WHAT TO WORK ON -> Could you swap "Sheriff" for "Ranger" and give the passage about the dog again, starting at "So, back to" and ending at "him terribly sometimes."?

---- PASSAGE SHOWN

So, back to the dog…
A couple of weeks ago, Drew texted me to ask if I could take our dog back.
Drew and I never fought over who would get Sheriff when the dust of our divorce finally settled. It felt like from the very beginning, we had an unspoken and complete understanding that Sheriff would go with Drew. Simply put, I had no desire to try to take Sheriff from him — it made me happy to think that Drew would still have someone to come home to at the end of the day. And I also knew that he would be able to give Sheriff a better life than I could on my own (a house with a big backyard, supplements for his bum knees, stability).
And I’ve never regretted not fighting over Sheriff. But I still love him a whole heck of a lot and miss him terribly sometimes.

--------
---- DATA ROWS

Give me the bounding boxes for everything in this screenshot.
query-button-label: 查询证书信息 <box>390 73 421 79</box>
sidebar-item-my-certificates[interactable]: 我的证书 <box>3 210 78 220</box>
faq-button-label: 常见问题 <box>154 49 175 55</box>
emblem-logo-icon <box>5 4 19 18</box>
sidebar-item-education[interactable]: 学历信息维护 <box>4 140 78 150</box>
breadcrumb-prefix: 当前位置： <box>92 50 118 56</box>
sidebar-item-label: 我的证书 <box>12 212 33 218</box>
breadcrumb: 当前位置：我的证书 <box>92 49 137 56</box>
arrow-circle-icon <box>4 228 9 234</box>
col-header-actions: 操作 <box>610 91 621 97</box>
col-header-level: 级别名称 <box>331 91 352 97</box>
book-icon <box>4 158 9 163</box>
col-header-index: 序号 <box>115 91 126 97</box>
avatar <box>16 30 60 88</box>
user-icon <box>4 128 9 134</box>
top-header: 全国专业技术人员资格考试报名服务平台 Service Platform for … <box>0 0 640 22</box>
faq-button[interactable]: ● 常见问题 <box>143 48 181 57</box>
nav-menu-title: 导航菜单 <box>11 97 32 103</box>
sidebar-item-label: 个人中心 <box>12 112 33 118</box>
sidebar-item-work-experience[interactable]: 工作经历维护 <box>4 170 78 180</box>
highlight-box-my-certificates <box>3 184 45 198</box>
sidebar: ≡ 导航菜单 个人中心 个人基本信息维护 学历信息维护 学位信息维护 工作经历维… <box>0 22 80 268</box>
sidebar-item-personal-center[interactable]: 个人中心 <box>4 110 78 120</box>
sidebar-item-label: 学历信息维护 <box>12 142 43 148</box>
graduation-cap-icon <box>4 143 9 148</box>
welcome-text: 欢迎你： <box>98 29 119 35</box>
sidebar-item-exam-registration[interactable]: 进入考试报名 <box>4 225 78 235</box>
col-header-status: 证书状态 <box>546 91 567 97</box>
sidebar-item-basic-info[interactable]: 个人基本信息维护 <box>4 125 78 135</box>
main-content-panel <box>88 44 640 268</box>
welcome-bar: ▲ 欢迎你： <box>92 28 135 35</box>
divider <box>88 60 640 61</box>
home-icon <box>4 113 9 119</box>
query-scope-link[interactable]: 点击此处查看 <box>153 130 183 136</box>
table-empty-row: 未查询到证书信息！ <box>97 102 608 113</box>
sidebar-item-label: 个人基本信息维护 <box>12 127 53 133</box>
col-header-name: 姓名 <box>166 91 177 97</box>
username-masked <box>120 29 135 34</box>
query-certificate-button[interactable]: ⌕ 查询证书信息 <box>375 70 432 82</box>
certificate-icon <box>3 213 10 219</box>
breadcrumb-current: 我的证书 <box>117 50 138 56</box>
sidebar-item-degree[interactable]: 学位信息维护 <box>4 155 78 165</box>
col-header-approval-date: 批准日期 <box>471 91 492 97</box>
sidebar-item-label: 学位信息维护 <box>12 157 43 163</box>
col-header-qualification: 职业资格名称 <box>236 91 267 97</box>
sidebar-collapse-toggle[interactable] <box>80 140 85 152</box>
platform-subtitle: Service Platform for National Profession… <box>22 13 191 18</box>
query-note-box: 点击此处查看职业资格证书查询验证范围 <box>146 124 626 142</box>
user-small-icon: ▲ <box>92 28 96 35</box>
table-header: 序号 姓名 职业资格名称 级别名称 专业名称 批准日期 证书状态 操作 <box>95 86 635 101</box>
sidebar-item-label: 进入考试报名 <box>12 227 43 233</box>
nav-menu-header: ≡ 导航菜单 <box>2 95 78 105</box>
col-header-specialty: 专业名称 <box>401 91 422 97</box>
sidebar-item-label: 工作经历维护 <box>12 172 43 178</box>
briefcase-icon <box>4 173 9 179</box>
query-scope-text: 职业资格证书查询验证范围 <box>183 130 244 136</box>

--------

TASK ANSWER ->
So, back to the dog…
A couple of weeks ago, Drew texted me to ask if I could take our dog back.
Drew and I never fought over who would get Ranger when the dust of our divorce finally settled. It felt like from the very beginning, we had an unspoken and complete understanding that Ranger would go with Drew. Simply put, I had no desire to try to take Ranger from him — it made me happy to think that Drew would still have someone to come home to at the end of the day. And I also knew that he would be able to give Ranger a better life than I could on my own (a house with a big backyard, supplements for his bum knees, stability).
And I’ve never regretted not fighting over Ranger. But I still love him a whole heck of a lot and miss him terribly sometimes.